(Saved data entries)
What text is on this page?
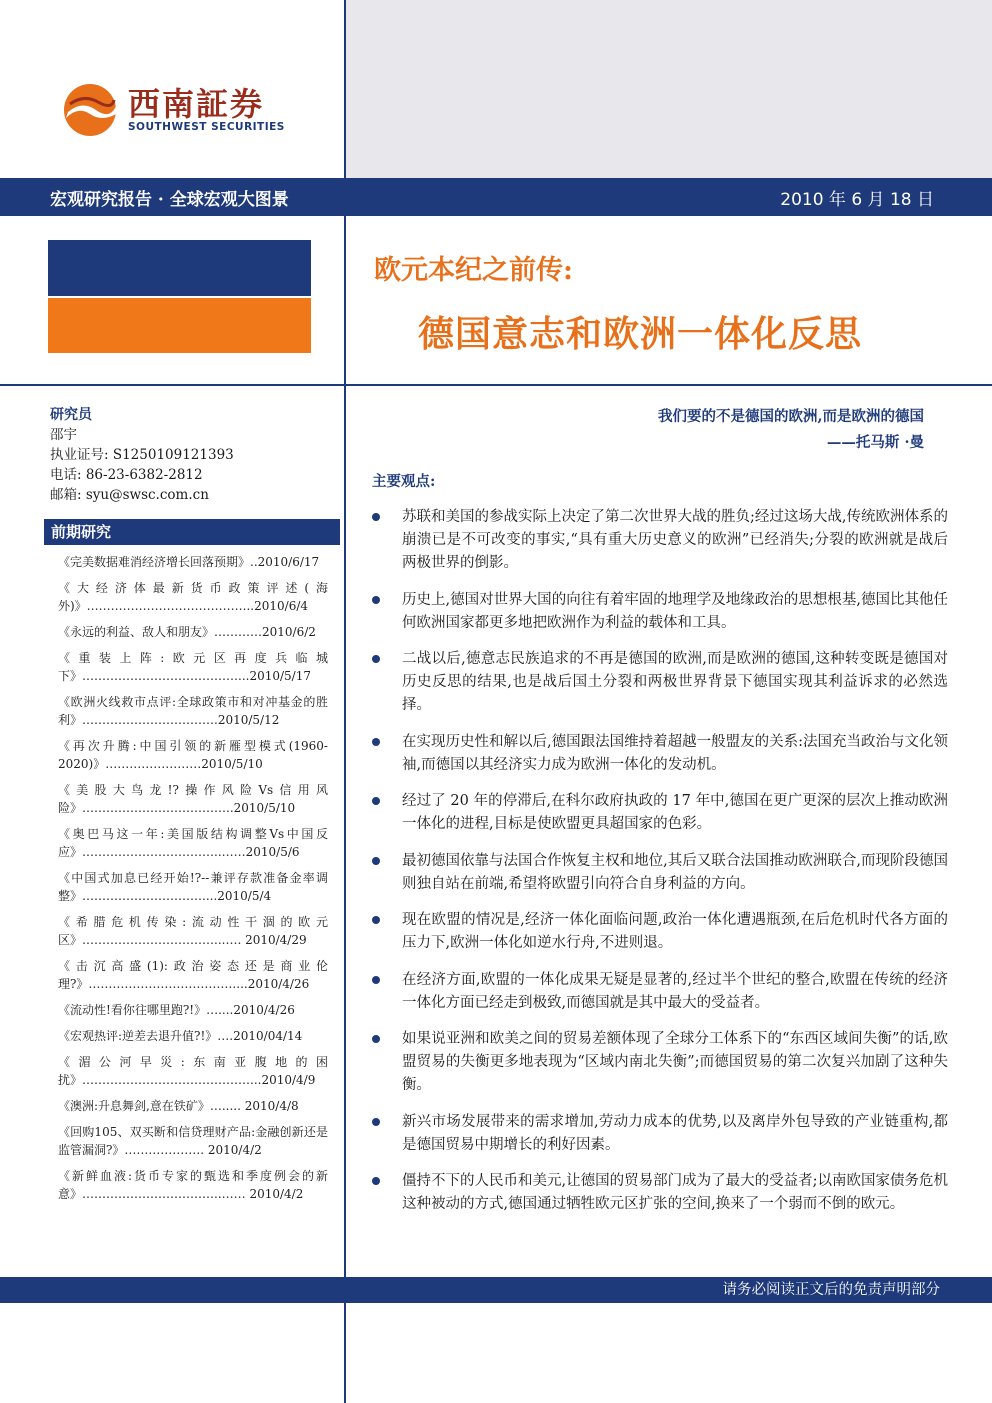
西南証券
SOUTHWEST SECURITIES
宏观研究报告 · 全球宏观大图景	2010 年 6 月 18 日
欧元本纪之前传:
德国意志和欧洲一体化反思
研究员
邵宇
执业证号: S1250109121393
电话: 86-23-6382-2812
邮箱: syu@swsc.com.cn
前期研究
《完美数据难消经济增长回落预期》..2010/6/17
《大经济体最新货币政策评述(海外)》…………………………………...2010/6/4
《永远的利益、敌人和朋友》…………2010/6/2
《重装上阵:欧元区再度兵临城下》…………………………………...2010/5/17
《欧洲火线救市点评:全球政策市和对冲基金的胜利》…………………………….2010/5/12
《再次升腾:中国引领的新雁型模式(1960-2020)》……………………2010/5/10
《美股大鸟龙!?操作风险Vs信用风险》………………………………..2010/5/10
《奥巴马这一年:美国版结构调整Vs中国反应》……………………………..……2010/5/6
《中国式加息已经开始!?--兼评存款准备金率调整》…………………………....2010/5/4
《希腊危机传染:流动性干涸的欧元区》……………………………...…. 2010/4/29
《击沉高盛(1):政治姿态还是商业伦理?》………………………………....2010/4/26
《流动性!看你往哪里跑?!》…....2010/4/26
《宏观热评:逆差去退升值?!》….2010/04/14
《湄公河早災:东南亚腹地的困扰》……………………………………...2010/4/9
《澳洲:升息舞剑,意在铁矿》…..... 2010/4/8
《回购105、双买断和信贷理财产品:金融创新还是监管漏洞?》…….…………. 2010/4/2
《新鲜血液:货币专家的甄选和季度例会的新意》……………………………..…… 2010/4/2
我们要的不是德国的欧洲,而是欧洲的德国
——托马斯 ·曼
主要观点:
苏联和美国的参战实际上决定了第二次世界大战的胜负;经过这场大战,传统欧洲体系的崩溃已是不可改变的事实,“具有重大历史意义的欧洲”已经消失;分裂的欧洲就是战后两极世界的倒影。
历史上,德国对世界大国的向往有着牢固的地理学及地缘政治的思想根基,德国比其他任何欧洲国家都更多地把欧洲作为利益的载体和工具。
二战以后,德意志民族追求的不再是德国的欧洲,而是欧洲的德国,这种转变既是德国对历史反思的结果,也是战后国土分裂和两极世界背景下德国实现其利益诉求的必然选择。
在实现历史性和解以后,德国跟法国维持着超越一般盟友的关系:法国充当政治与文化领袖,而德国以其经济实力成为欧洲一体化的发动机。
经过了 20 年的停滞后,在科尔政府执政的 17 年中,德国在更广更深的层次上推动欧洲一体化的进程,目标是使欧盟更具超国家的色彩。
最初德国依靠与法国合作恢复主权和地位,其后又联合法国推动欧洲联合,而现阶段德国则独自站在前端,希望将欧盟引向符合自身利益的方向。
现在欧盟的情况是,经济一体化面临问题,政治一体化遭遇瓶颈,在后危机时代各方面的压力下,欧洲一体化如逆水行舟,不进则退。
在经济方面,欧盟的一体化成果无疑是显著的,经过半个世纪的整合,欧盟在传统的经济一体化方面已经走到极致,而德国就是其中最大的受益者。
如果说亚洲和欧美之间的贸易差额体现了全球分工体系下的“东西区域间失衡”的话,欧盟贸易的失衡更多地表现为“区域内南北失衡”;而德国贸易的第二次复兴加剧了这种失衡。
新兴市场发展带来的需求增加,劳动力成本的优势,以及离岸外包导致的产业链重构,都是德国贸易中期增长的利好因素。
僵持不下的人民币和美元,让德国的贸易部门成为了最大的受益者;以南欧国家债务危机这种被动的方式,德国通过牺牲欧元区扩张的空间,换来了一个弱而不倒的欧元。
请务必阅读正文后的免责声明部分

Exercise brief: Give the number of lines in the material above that have the word "而是欧洲的德国" in them, and nothing more.

Correct result: 2